Task to complete: Whatever appears in the listing must be reproduced exactly.

/---

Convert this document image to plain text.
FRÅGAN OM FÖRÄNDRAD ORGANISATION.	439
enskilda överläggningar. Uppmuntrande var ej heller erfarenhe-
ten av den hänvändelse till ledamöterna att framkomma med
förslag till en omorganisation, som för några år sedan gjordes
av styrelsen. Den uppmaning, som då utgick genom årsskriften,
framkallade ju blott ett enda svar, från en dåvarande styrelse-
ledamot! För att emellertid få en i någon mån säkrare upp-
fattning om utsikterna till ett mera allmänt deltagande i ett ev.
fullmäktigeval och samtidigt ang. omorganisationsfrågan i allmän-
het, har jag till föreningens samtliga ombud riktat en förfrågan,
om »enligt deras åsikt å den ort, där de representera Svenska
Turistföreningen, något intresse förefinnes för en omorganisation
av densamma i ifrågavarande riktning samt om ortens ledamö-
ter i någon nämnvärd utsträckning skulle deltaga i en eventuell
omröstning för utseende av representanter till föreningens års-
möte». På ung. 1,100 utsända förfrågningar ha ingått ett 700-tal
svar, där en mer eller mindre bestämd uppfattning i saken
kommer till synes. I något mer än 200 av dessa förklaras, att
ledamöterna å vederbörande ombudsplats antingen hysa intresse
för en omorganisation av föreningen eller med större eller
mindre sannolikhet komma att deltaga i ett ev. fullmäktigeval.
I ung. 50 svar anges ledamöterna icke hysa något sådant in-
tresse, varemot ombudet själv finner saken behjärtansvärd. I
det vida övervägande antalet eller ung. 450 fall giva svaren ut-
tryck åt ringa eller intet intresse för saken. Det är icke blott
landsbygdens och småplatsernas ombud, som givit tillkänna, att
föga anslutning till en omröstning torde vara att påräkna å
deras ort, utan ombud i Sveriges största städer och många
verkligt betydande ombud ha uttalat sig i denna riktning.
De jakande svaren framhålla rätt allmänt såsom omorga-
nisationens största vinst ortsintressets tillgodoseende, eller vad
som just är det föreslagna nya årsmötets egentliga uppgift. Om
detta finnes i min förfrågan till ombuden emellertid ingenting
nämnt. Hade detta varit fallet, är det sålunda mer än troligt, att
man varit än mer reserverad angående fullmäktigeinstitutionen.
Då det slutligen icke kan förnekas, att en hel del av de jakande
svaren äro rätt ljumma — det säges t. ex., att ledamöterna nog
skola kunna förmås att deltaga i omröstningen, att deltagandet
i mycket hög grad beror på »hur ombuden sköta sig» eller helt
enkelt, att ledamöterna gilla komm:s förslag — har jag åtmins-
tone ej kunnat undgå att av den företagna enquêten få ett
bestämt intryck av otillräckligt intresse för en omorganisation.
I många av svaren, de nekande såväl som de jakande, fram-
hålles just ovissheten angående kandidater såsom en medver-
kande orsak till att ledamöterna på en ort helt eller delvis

\---

Solution to the exercise:
Convert this document image to plain text.
FRÅGAN OM FÖRÄNDRAD ORGANISATION.	439
enskilda överläggningar. Uppmuntrande var ej heller erfarenhe-
ten av den hänvändelse till ledamöterna att framkomma med
förslag till en omorganisation, som för några år sedan gjordes
av styrelsen. Den uppmaning, som då utgick genom årsskriften,
framkallade ju blott ett enda svar, från en dåvarande styrelse-
ledamot! För att emellertid få en i någon mån säkrare upp-
fattning om utsikterna till ett mera allmänt deltagande i ett ev.
fullmäktigeval och samtidigt ang. omorganisationsfrågan i allmän-
het, har jag till föreningens samtliga ombud riktat en förfrågan,
om »enligt deras åsikt å den ort, där de representera Svenska
Turistföreningen, något intresse förefinnes för en omorganisation
av densamma i ifrågavarande riktning samt om ortens ledamö-
ter i någon nämnvärd utsträckning skulle deltaga i en eventuell
omröstning för utseende av representanter till föreningens års-
möte». På ung. 1,100 utsända förfrågningar ha ingått ett 700-tal
svar, där en mer eller mindre bestämd uppfattning i saken
kommer till synes. I något mer än 200 av dessa förklaras, att
ledamöterna å vederbörande ombudsplats antingen hysa intresse
för en omorganisation av föreningen eller med större eller
mindre sannolikhet komma att deltaga i ett ev. fullmäktigeval.
I ung. 50 svar anges ledamöterna icke hysa något sådant in-
tresse, varemot ombudet själv finner saken behjärtansvärd. I
det vida övervägande antalet eller ung. 450 fall giva svaren ut-
tryck åt ringa eller intet intresse för saken. Det är icke blott
landsbygdens och småplatsernas ombud, som givit tillkänna, att
föga anslutning till en omröstning torde vara att påräkna å
deras ort, utan ombud i Sveriges största städer och många
verkligt betydande ombud ha uttalat sig i denna riktning.
De jakande svaren framhålla rätt allmänt såsom omorga-
nisationens största vinst ortsintressets tillgodoseende, eller vad
som just är det föreslagna nya årsmötets egentliga uppgift. Om
detta finnes i min förfrågan till ombuden emellertid ingenting
nämnt. Hade detta varit fallet, är det sålunda mer än troligt, att
man varit än mer reserverad angående fullmäktigeinstitutionen.
Då det slutligen icke kan förnekas, att en hel del av de jakande
svaren äro rätt ljumma — det säges t. ex., att ledamöterna nog
skola kunna förmås att deltaga i omröstningen, att deltagandet
i mycket hög grad beror på »hur ombuden sköta sig» eller helt
enkelt, att ledamöterna gilla komm:s förslag — har jag åtmins-
tone ej kunnat undgå att av den företagna enquêten få ett
bestämt intryck av otillräckligt intresse för en omorganisation.
I många av svaren, de nekande såväl som de jakande, fram-
hålles just ovissheten angående kandidater såsom en medver-
kande orsak till att ledamöterna på en ort helt eller delvis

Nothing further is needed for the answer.